__DATA SECTION__
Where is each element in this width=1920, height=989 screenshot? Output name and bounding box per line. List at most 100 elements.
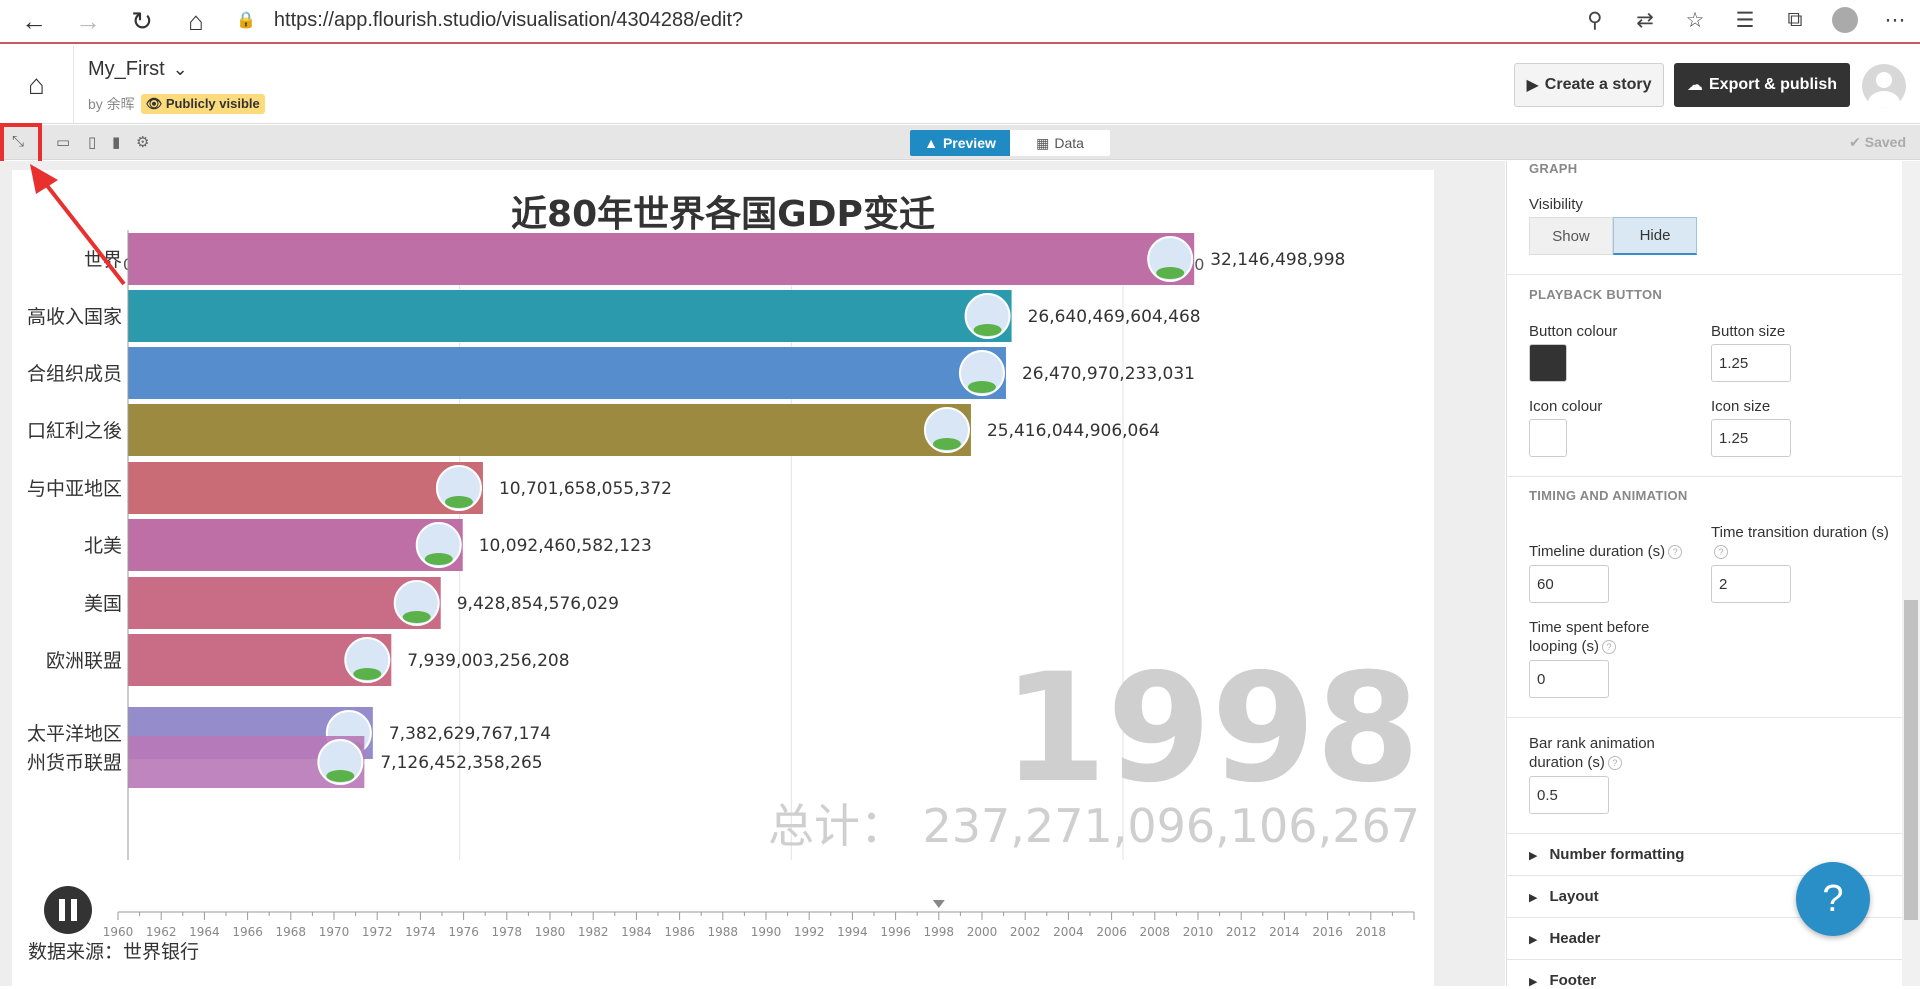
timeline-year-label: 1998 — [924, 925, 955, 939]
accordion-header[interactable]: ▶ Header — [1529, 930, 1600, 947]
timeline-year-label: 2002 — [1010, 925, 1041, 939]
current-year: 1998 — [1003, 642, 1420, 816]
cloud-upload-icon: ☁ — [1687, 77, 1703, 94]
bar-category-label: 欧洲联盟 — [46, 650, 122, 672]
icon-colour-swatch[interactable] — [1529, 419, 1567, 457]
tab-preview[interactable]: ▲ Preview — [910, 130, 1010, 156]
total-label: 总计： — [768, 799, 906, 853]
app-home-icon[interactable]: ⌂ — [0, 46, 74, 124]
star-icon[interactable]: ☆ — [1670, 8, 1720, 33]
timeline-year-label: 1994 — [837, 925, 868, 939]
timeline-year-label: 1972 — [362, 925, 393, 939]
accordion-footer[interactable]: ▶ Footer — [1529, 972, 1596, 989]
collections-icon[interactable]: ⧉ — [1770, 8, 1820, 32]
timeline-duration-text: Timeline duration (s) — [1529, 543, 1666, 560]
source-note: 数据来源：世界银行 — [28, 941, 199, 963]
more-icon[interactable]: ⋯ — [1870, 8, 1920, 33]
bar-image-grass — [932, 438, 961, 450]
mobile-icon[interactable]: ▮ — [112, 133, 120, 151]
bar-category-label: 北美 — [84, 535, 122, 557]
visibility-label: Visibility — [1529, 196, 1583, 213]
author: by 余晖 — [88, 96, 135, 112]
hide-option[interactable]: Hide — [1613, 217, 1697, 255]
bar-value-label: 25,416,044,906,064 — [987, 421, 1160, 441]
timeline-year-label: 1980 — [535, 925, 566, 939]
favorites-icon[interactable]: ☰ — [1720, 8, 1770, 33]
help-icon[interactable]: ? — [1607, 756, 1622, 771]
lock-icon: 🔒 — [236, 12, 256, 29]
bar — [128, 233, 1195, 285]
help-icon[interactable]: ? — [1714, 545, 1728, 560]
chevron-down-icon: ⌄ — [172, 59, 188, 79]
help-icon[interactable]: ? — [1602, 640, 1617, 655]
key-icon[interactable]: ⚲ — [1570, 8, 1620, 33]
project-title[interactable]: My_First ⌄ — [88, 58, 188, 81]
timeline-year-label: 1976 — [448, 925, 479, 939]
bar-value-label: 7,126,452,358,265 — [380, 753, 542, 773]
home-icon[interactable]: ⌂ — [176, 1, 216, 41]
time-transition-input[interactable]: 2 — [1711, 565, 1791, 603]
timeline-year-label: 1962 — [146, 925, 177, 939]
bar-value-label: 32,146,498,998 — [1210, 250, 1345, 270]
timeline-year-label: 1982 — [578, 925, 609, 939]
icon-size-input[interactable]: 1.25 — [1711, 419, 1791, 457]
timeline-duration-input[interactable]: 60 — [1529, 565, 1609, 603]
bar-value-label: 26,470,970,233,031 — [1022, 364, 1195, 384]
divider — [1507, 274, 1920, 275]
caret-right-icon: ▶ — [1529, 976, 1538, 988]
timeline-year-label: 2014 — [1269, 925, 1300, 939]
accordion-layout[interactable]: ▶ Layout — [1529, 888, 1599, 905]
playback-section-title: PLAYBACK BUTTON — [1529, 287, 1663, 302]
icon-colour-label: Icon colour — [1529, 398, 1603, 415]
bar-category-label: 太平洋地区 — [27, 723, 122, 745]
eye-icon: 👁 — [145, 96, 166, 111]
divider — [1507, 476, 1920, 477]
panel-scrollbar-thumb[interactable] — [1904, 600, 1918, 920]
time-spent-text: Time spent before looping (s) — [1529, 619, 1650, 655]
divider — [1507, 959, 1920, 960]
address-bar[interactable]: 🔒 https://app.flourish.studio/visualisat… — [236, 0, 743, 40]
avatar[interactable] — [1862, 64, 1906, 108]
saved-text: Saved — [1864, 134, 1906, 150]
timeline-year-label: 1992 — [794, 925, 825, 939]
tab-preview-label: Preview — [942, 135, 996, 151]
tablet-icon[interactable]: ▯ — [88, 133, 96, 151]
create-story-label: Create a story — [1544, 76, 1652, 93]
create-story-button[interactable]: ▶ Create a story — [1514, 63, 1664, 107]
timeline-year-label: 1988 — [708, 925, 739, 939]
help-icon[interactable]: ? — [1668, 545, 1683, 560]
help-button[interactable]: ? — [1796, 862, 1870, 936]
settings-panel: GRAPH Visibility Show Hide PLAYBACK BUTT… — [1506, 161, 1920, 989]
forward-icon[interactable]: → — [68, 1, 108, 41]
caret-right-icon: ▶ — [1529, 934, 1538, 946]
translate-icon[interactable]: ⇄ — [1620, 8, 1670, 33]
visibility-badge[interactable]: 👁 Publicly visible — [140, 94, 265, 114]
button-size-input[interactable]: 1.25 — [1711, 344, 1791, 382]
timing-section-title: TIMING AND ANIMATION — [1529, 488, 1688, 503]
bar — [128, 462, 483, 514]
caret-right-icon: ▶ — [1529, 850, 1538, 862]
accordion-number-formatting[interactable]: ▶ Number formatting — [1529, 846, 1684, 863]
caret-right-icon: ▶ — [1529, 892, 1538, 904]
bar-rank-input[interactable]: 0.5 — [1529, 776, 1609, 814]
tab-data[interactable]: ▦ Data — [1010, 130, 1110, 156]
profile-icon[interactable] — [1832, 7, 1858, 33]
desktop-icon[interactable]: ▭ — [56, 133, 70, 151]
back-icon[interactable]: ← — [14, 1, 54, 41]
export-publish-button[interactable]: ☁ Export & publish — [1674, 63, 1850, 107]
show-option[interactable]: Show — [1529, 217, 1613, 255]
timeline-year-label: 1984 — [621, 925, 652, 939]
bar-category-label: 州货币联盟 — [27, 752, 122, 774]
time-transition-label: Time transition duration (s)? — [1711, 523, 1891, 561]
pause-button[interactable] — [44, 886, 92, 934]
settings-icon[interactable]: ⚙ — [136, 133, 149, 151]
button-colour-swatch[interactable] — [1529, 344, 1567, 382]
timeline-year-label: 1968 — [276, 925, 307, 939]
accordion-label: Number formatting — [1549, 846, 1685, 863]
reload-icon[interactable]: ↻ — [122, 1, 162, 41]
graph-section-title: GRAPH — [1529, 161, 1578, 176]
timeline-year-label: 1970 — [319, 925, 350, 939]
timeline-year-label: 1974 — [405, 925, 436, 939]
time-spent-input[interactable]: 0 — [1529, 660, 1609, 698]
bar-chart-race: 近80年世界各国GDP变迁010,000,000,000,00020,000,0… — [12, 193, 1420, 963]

__THE EXERCISE__
Copy out all of the lines above word for word, omitting the picture.

__RESPONSE TO THE TASK__
Where is each element in this width=1920, height=989 screenshot? Output name and bounding box per line. List at most 100 elements.
timeline-year-label: 1998 — [924, 925, 955, 939]
accordion-header[interactable]: ▶ Header — [1529, 930, 1600, 947]
timeline-year-label: 2002 — [1010, 925, 1041, 939]
current-year: 1998 — [1003, 642, 1420, 816]
cloud-upload-icon: ☁ — [1687, 77, 1703, 94]
bar-category-label: 欧洲联盟 — [46, 650, 122, 672]
icon-colour-swatch[interactable] — [1529, 419, 1567, 457]
tab-preview[interactable]: ▲ Preview — [910, 130, 1010, 156]
total-label: 总计： — [768, 799, 906, 853]
app-home-icon[interactable]: ⌂ — [0, 46, 74, 124]
star-icon[interactable]: ☆ — [1670, 8, 1720, 33]
timeline-year-label: 1994 — [837, 925, 868, 939]
timeline-year-label: 1972 — [362, 925, 393, 939]
accordion-footer[interactable]: ▶ Footer — [1529, 972, 1596, 989]
collections-icon[interactable]: ⧉ — [1770, 8, 1820, 32]
timeline-duration-text: Timeline duration (s) — [1529, 543, 1666, 560]
source-note: 数据来源：世界银行 — [28, 941, 199, 963]
more-icon[interactable]: ⋯ — [1870, 8, 1920, 33]
bar-image-grass — [932, 438, 961, 450]
mobile-icon[interactable]: ▮ — [112, 133, 120, 151]
bar-category-label: 北美 — [84, 535, 122, 557]
visibility-label: Visibility — [1529, 196, 1583, 213]
author: by 余晖 — [88, 96, 135, 112]
hide-option[interactable]: Hide — [1613, 217, 1697, 255]
bar-value-label: 25,416,044,906,064 — [987, 421, 1160, 441]
timeline-year-label: 1980 — [535, 925, 566, 939]
favorites-icon[interactable]: ☰ — [1720, 8, 1770, 33]
help-icon[interactable]: ? — [1607, 756, 1622, 771]
lock-icon: 🔒 — [236, 12, 256, 29]
bar — [128, 233, 1195, 285]
help-icon[interactable]: ? — [1714, 545, 1728, 560]
chevron-down-icon: ⌄ — [172, 59, 188, 79]
help-icon[interactable]: ? — [1602, 640, 1617, 655]
key-icon[interactable]: ⚲ — [1570, 8, 1620, 33]
project-title[interactable]: My_First ⌄ — [88, 58, 188, 81]
timeline-year-label: 1976 — [448, 925, 479, 939]
bar-value-label: 7,126,452,358,265 — [380, 753, 542, 773]
home-icon[interactable]: ⌂ — [176, 1, 216, 41]
time-transition-input[interactable]: 2 — [1711, 565, 1791, 603]
timeline-year-label: 1962 — [146, 925, 177, 939]
bar-value-label: 32,146,498,998 — [1210, 250, 1345, 270]
timeline-year-label: 1982 — [578, 925, 609, 939]
icon-size-input[interactable]: 1.25 — [1711, 419, 1791, 457]
timeline-duration-input[interactable]: 60 — [1529, 565, 1609, 603]
bar-value-label: 26,470,970,233,031 — [1022, 364, 1195, 384]
divider — [1507, 274, 1920, 275]
caret-right-icon: ▶ — [1529, 976, 1538, 988]
timeline-year-label: 2014 — [1269, 925, 1300, 939]
accordion-layout[interactable]: ▶ Layout — [1529, 888, 1599, 905]
playback-section-title: PLAYBACK BUTTON — [1529, 287, 1663, 302]
icon-colour-label: Icon colour — [1529, 398, 1603, 415]
bar-category-label: 太平洋地区 — [27, 723, 122, 745]
eye-icon: 👁 — [145, 96, 166, 111]
divider — [1507, 476, 1920, 477]
panel-scrollbar-thumb[interactable] — [1904, 600, 1918, 920]
time-spent-text: Time spent before looping (s) — [1529, 619, 1650, 655]
divider — [1507, 959, 1920, 960]
address-bar[interactable]: 🔒 https://app.flourish.studio/visualisat… — [236, 0, 743, 40]
avatar[interactable] — [1862, 64, 1906, 108]
saved-text: Saved — [1864, 134, 1906, 150]
timeline-year-label: 1992 — [794, 925, 825, 939]
tab-preview-label: Preview — [942, 135, 996, 151]
tablet-icon[interactable]: ▯ — [88, 133, 96, 151]
create-story-label: Create a story — [1544, 76, 1652, 93]
create-story-button[interactable]: ▶ Create a story — [1514, 63, 1664, 107]
timeline-year-label: 1988 — [708, 925, 739, 939]
help-icon[interactable]: ? — [1668, 545, 1683, 560]
help-button[interactable]: ? — [1796, 862, 1870, 936]
settings-panel: GRAPH Visibility Show Hide PLAYBACK BUTT… — [1506, 161, 1920, 989]
forward-icon[interactable]: → — [68, 1, 108, 41]
caret-right-icon: ▶ — [1529, 934, 1538, 946]
translate-icon[interactable]: ⇄ — [1620, 8, 1670, 33]
visibility-badge[interactable]: 👁 Publicly visible — [140, 94, 265, 114]
button-size-input[interactable]: 1.25 — [1711, 344, 1791, 382]
timing-section-title: TIMING AND ANIMATION — [1529, 488, 1688, 503]
bar — [128, 462, 483, 514]
caret-right-icon: ▶ — [1529, 850, 1538, 862]
accordion-number-formatting[interactable]: ▶ Number formatting — [1529, 846, 1684, 863]
caret-right-icon: ▶ — [1529, 892, 1538, 904]
bar-rank-input[interactable]: 0.5 — [1529, 776, 1609, 814]
tab-data[interactable]: ▦ Data — [1010, 130, 1110, 156]
profile-icon[interactable] — [1832, 7, 1858, 33]
desktop-icon[interactable]: ▭ — [56, 133, 70, 151]
back-icon[interactable]: ← — [14, 1, 54, 41]
export-publish-button[interactable]: ☁ Export & publish — [1674, 63, 1850, 107]
show-option[interactable]: Show — [1529, 217, 1613, 255]
timeline-year-label: 1984 — [621, 925, 652, 939]
bar-category-label: 州货币联盟 — [27, 752, 122, 774]
time-transition-label: Time transition duration (s)? — [1711, 523, 1891, 561]
pause-button[interactable] — [44, 886, 92, 934]
settings-icon[interactable]: ⚙ — [136, 133, 149, 151]
button-colour-swatch[interactable] — [1529, 344, 1567, 382]
timeline-year-label: 1968 — [276, 925, 307, 939]
accordion-label: Number formatting — [1549, 846, 1685, 863]
reload-icon[interactable]: ↻ — [122, 1, 162, 41]
graph-section-title: GRAPH — [1529, 161, 1578, 176]
timeline-year-label: 1970 — [319, 925, 350, 939]
timeline-year-label: 1974 — [405, 925, 436, 939]
time-spent-input[interactable]: 0 — [1529, 660, 1609, 698]
bar-chart-race: 近80年世界各国GDP变迁010,000,000,000,00020,000,0… — [12, 193, 1420, 963]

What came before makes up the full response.